What is being asked ▸ From the entries that follow, extract each line holding the string "will".

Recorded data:
::::
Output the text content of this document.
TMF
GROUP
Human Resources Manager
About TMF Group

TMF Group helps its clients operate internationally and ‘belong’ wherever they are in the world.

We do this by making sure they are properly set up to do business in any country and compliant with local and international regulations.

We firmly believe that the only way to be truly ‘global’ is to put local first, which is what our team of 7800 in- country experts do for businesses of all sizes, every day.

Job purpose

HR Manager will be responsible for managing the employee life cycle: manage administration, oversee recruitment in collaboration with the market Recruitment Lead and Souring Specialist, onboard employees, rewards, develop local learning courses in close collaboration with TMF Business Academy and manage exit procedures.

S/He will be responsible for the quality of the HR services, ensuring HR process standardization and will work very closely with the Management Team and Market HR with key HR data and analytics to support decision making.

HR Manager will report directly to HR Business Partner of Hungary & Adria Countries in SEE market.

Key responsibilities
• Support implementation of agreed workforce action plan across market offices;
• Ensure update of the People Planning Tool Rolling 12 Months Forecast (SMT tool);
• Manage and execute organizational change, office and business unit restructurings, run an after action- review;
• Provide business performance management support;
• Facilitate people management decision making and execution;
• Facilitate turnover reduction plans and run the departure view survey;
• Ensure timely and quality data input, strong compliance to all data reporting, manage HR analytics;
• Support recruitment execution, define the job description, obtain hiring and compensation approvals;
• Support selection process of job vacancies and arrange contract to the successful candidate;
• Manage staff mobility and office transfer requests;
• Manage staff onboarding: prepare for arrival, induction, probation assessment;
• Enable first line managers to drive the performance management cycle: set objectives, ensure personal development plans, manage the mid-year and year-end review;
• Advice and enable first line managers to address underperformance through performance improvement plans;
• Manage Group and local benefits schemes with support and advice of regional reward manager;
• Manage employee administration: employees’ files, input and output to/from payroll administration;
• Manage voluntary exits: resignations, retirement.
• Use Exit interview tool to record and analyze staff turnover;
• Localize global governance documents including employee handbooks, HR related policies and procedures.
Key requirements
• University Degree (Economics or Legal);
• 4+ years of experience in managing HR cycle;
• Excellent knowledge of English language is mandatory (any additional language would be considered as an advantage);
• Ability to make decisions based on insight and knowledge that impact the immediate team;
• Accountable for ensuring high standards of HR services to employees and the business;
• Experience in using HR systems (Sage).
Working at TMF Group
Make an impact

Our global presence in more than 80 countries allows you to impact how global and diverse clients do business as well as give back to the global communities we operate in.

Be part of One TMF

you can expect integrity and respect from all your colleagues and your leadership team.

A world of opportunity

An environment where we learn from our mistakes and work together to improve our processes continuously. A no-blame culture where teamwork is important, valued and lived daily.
::::
Task answer ▸
HR Manager will be responsible for managing the employee life cycle: manage administration, oversee recruitment in collaboration with the market Recruitment Lead and Souring Specialist, onboard employees, rewards, develop local learning courses in close collaboration with TMF Business Academy and manage exit procedures.
S/He will be responsible for the quality of the HR services, ensuring HR process standardization and will work very closely with the Management Team and Market HR with key HR data and analytics to support decision making.
HR Manager will report directly to HR Business Partner of Hungary & Adria Countries in SEE market.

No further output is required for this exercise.